● **Stated problem**:
Every line that includes the word "text" is to be listed.

## begin Provided information

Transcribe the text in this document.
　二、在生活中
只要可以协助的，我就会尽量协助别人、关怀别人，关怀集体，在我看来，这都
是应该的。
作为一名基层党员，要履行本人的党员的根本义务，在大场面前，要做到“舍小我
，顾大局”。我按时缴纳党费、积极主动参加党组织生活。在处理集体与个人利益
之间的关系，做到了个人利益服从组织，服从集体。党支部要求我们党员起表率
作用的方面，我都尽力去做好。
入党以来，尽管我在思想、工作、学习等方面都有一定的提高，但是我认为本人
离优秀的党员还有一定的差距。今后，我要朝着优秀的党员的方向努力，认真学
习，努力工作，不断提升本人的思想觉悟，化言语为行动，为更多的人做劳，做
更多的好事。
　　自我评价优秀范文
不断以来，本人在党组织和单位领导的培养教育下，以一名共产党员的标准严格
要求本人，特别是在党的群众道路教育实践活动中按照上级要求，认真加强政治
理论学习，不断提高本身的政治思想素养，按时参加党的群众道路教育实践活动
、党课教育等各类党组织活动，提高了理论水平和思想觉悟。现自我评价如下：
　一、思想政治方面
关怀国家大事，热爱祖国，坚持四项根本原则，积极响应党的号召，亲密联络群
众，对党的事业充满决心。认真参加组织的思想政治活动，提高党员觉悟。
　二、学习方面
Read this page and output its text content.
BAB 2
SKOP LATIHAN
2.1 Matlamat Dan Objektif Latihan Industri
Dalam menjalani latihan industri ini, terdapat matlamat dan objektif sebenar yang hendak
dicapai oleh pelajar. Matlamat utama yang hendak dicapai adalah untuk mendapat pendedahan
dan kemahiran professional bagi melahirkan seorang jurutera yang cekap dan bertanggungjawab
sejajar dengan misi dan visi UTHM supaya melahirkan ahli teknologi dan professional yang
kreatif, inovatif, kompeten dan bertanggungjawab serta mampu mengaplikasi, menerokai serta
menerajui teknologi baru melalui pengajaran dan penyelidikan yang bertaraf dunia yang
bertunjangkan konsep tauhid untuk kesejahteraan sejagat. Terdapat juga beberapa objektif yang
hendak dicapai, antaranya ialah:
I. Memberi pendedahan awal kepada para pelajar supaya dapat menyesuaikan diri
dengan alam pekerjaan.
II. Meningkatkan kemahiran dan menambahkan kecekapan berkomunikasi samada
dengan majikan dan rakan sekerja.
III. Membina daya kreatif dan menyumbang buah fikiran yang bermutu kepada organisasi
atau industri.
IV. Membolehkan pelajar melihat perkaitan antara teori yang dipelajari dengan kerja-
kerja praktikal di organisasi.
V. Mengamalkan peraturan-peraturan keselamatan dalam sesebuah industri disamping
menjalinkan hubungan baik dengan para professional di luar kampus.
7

## end Provided information

● **Finished task**:
Transcribe the text in this document.
Read this page and output its text content.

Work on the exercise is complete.